Data supplied Start Marker

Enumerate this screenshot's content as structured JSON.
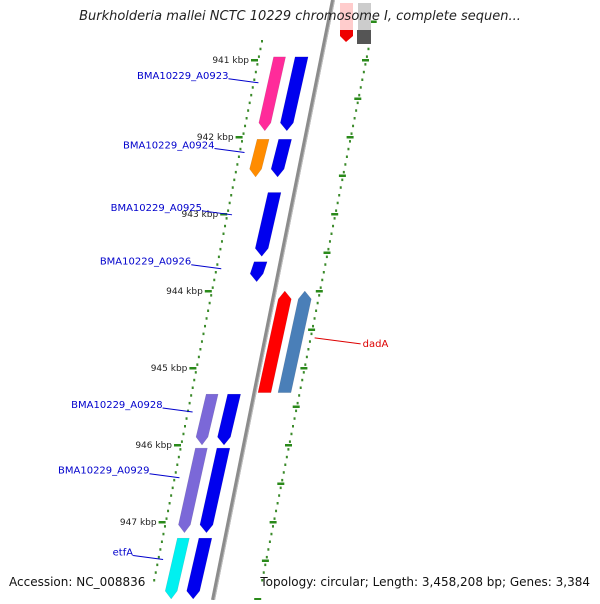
{
  "title": "Burkholderia mallei NCTC 10229 chromosome I, complete sequen...",
  "footer": {
    "accession": "Accession: NC_008836",
    "topology": "Topology: circular; Length: 3,458,208 bp; Genes: 3,384"
  },
  "ticks": [
    {
      "label": "941 kbp",
      "kbp": 941
    },
    {
      "label": "942 kbp",
      "kbp": 942
    },
    {
      "label": "943 kbp",
      "kbp": 943
    },
    {
      "label": "944 kbp",
      "kbp": 944
    },
    {
      "label": "945 kbp",
      "kbp": 945
    },
    {
      "label": "946 kbp",
      "kbp": 946
    },
    {
      "label": "947 kbp",
      "kbp": 947
    }
  ],
  "genes": [
    {
      "label": "BMA10229_A0923",
      "label_color": "#0000cc",
      "strand": "+",
      "start_kbp": 940.96,
      "end_kbp": 941.92,
      "color": "#0000ee",
      "cds_color": "#ff2b9a"
    },
    {
      "label": "BMA10229_A0924",
      "label_color": "#0000cc",
      "strand": "+",
      "start_kbp": 942.03,
      "end_kbp": 942.52,
      "color": "#0000ee",
      "cds_color": "#ff8c00"
    },
    {
      "label": "BMA10229_A0925",
      "label_color": "#0000cc",
      "strand": "+",
      "start_kbp": 942.72,
      "end_kbp": 943.55,
      "color": "#0000ee",
      "cds_color": null
    },
    {
      "label": "BMA10229_A0926",
      "label_color": "#0000cc",
      "strand": "+",
      "start_kbp": 943.62,
      "end_kbp": 943.88,
      "color": "#0000ee",
      "cds_color": null
    },
    {
      "label": "dadA",
      "label_color": "#dd0000",
      "strand": "-",
      "start_kbp": 944.0,
      "end_kbp": 945.32,
      "color": "#4a7fb8",
      "cds_color": "#ff0000"
    },
    {
      "label": "BMA10229_A0928",
      "label_color": "#0000cc",
      "strand": "+",
      "start_kbp": 945.34,
      "end_kbp": 946.0,
      "color": "#0000ee",
      "cds_color": "#7b68d8"
    },
    {
      "label": "BMA10229_A0929",
      "label_color": "#0000cc",
      "strand": "+",
      "start_kbp": 946.04,
      "end_kbp": 947.14,
      "color": "#0000ee",
      "cds_color": "#7b68d8"
    },
    {
      "label": "etfA",
      "label_color": "#0000cc",
      "strand": "+",
      "start_kbp": 947.21,
      "end_kbp": 948.0,
      "color": "#0000ee",
      "cds_color": "#00f0f0"
    }
  ],
  "top_partial_genes": [
    {
      "strand": "-",
      "color": "#ffcccc",
      "cds_color": "#ee0000"
    },
    {
      "strand": "-",
      "color": "#cccccc",
      "cds_color": "#555555"
    }
  ]
}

Data supplied End Marker

Task to complete:
Each entry is to be transcribed verbatim, and any picture in it is to be skipped.

Answer box:
Enumerate this screenshot's content as structured JSON.
{
  "title": "Burkholderia mallei NCTC 10229 chromosome I, complete sequen...",
  "footer": {
    "accession": "Accession: NC_008836",
    "topology": "Topology: circular; Length: 3,458,208 bp; Genes: 3,384"
  },
  "ticks": [
    {
      "label": "941 kbp",
      "kbp": 941
    },
    {
      "label": "942 kbp",
      "kbp": 942
    },
    {
      "label": "943 kbp",
      "kbp": 943
    },
    {
      "label": "944 kbp",
      "kbp": 944
    },
    {
      "label": "945 kbp",
      "kbp": 945
    },
    {
      "label": "946 kbp",
      "kbp": 946
    },
    {
      "label": "947 kbp",
      "kbp": 947
    }
  ],
  "genes": [
    {
      "label": "BMA10229_A0923",
      "label_color": "#0000cc",
      "strand": "+",
      "start_kbp": 940.96,
      "end_kbp": 941.92,
      "color": "#0000ee",
      "cds_color": "#ff2b9a"
    },
    {
      "label": "BMA10229_A0924",
      "label_color": "#0000cc",
      "strand": "+",
      "start_kbp": 942.03,
      "end_kbp": 942.52,
      "color": "#0000ee",
      "cds_color": "#ff8c00"
    },
    {
      "label": "BMA10229_A0925",
      "label_color": "#0000cc",
      "strand": "+",
      "start_kbp": 942.72,
      "end_kbp": 943.55,
      "color": "#0000ee",
      "cds_color": null
    },
    {
      "label": "BMA10229_A0926",
      "label_color": "#0000cc",
      "strand": "+",
      "start_kbp": 943.62,
      "end_kbp": 943.88,
      "color": "#0000ee",
      "cds_color": null
    },
    {
      "label": "dadA",
      "label_color": "#dd0000",
      "strand": "-",
      "start_kbp": 944.0,
      "end_kbp": 945.32,
      "color": "#4a7fb8",
      "cds_color": "#ff0000"
    },
    {
      "label": "BMA10229_A0928",
      "label_color": "#0000cc",
      "strand": "+",
      "start_kbp": 945.34,
      "end_kbp": 946.0,
      "color": "#0000ee",
      "cds_color": "#7b68d8"
    },
    {
      "label": "BMA10229_A0929",
      "label_color": "#0000cc",
      "strand": "+",
      "start_kbp": 946.04,
      "end_kbp": 947.14,
      "color": "#0000ee",
      "cds_color": "#7b68d8"
    },
    {
      "label": "etfA",
      "label_color": "#0000cc",
      "strand": "+",
      "start_kbp": 947.21,
      "end_kbp": 948.0,
      "color": "#0000ee",
      "cds_color": "#00f0f0"
    }
  ],
  "top_partial_genes": [
    {
      "strand": "-",
      "color": "#ffcccc",
      "cds_color": "#ee0000"
    },
    {
      "strand": "-",
      "color": "#cccccc",
      "cds_color": "#555555"
    }
  ]
}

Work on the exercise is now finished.